---- EXTRACTED DATA

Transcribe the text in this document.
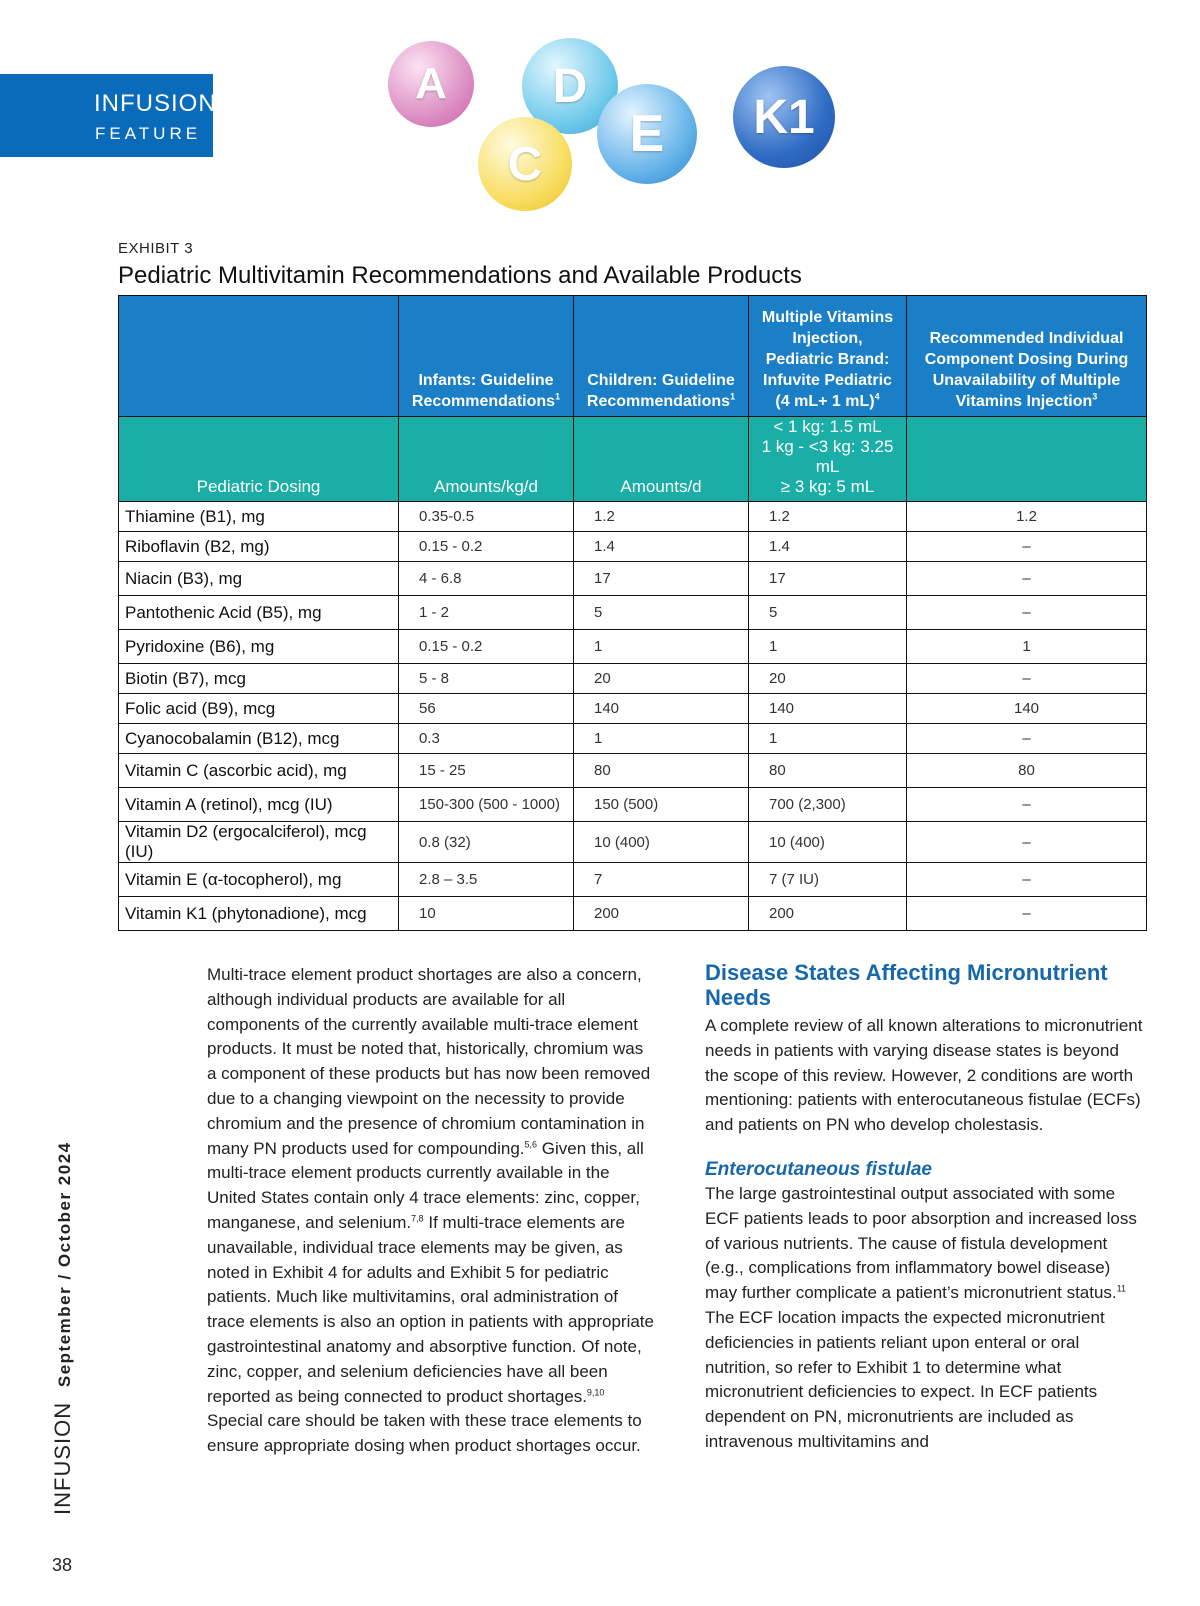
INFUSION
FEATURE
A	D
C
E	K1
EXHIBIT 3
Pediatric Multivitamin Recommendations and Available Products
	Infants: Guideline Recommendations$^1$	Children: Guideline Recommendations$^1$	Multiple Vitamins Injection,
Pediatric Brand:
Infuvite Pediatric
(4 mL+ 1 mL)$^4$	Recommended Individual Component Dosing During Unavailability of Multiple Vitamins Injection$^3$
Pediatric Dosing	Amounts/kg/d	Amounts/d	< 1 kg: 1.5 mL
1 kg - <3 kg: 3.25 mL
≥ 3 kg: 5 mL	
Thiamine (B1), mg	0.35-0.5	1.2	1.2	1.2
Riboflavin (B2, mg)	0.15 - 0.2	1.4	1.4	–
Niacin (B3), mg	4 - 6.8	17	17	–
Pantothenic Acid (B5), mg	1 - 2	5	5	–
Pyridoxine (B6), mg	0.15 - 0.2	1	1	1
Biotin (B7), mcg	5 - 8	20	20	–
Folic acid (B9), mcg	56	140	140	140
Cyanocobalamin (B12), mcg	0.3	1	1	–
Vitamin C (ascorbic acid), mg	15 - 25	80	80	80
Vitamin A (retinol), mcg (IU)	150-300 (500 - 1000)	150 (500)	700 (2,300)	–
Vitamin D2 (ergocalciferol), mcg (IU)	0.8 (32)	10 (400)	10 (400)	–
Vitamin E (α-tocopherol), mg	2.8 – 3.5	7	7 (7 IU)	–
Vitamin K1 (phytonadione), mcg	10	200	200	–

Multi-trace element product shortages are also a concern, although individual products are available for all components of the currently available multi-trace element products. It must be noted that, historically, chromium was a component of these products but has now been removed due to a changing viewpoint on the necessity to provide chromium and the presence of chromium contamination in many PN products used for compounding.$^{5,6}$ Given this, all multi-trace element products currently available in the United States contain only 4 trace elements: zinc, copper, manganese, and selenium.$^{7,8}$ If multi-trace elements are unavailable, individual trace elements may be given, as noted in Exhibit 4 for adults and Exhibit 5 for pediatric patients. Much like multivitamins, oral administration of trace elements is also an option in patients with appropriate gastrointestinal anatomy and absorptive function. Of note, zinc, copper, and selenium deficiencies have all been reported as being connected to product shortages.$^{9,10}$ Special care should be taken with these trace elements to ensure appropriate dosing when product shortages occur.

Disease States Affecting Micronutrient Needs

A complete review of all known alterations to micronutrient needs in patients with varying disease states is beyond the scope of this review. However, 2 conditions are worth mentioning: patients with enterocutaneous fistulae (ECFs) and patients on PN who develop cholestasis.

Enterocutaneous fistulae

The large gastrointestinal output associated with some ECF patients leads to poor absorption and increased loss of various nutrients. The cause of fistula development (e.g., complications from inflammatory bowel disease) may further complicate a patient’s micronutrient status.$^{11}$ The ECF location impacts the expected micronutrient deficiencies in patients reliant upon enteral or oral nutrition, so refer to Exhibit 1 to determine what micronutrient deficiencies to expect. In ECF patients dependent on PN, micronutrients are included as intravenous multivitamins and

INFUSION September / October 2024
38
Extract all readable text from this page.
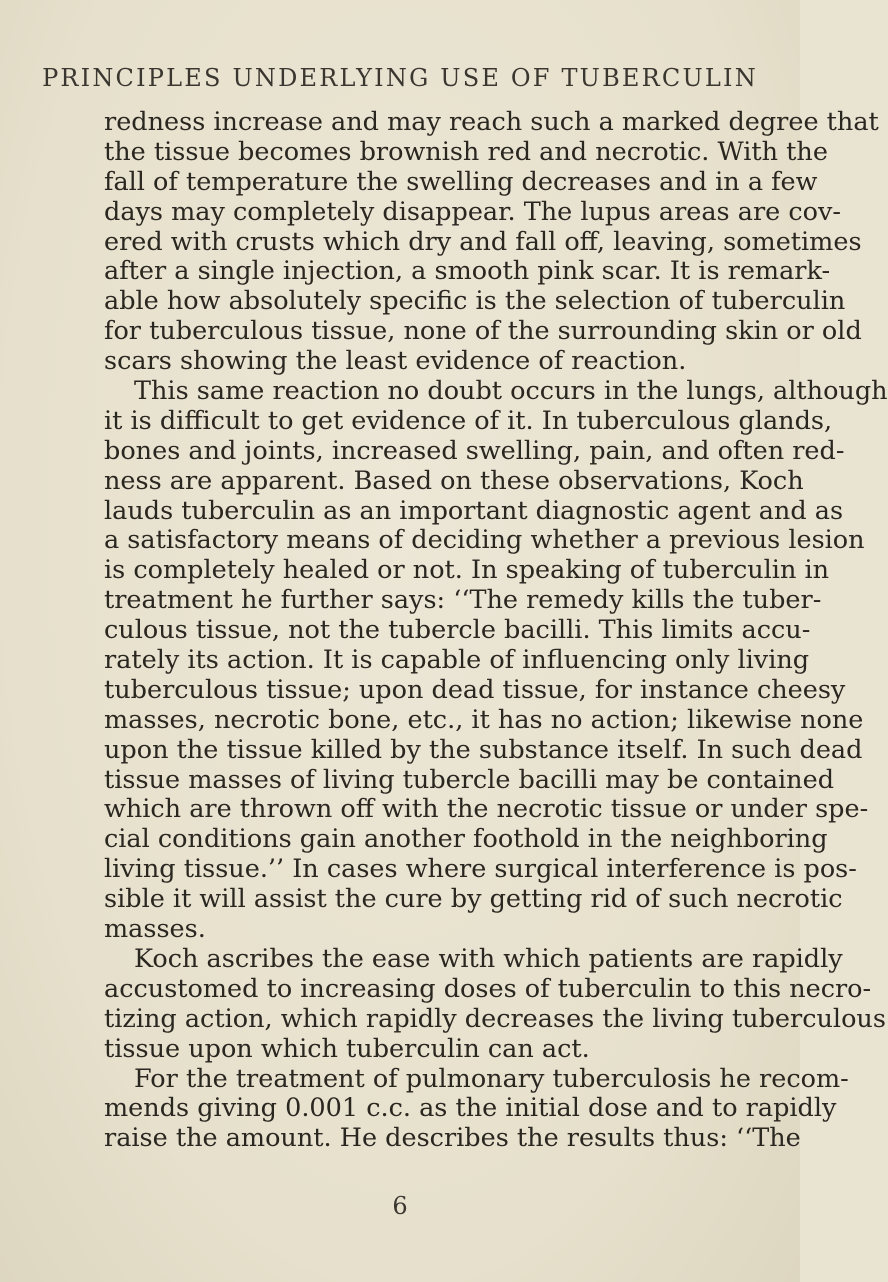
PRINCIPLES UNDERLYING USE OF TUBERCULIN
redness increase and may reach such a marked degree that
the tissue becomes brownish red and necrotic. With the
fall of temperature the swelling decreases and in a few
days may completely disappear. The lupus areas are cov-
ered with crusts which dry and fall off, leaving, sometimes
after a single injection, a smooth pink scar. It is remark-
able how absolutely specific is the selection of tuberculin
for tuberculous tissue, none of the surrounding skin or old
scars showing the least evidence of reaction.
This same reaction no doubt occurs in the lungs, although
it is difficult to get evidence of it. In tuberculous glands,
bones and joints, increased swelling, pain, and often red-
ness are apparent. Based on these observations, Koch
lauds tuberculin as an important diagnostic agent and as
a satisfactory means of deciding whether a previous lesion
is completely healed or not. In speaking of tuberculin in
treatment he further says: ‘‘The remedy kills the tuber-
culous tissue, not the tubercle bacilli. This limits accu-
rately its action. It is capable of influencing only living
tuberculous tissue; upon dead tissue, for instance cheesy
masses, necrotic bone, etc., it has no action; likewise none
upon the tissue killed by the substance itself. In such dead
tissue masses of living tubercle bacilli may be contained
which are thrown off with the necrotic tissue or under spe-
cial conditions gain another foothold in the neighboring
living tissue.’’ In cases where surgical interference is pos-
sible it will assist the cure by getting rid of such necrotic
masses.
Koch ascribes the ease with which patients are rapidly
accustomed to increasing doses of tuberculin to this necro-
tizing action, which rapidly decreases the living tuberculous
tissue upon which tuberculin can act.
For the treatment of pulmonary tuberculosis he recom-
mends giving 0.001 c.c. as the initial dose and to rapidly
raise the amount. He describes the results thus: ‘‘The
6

--------

ACTIVITY
Only lines with the word "swelling" belong in the answer; copy each of them from the material above.

FINISHED EXERCISE
fall of temperature the swelling decreases and in a few
bones and joints, increased swelling, pain, and often red-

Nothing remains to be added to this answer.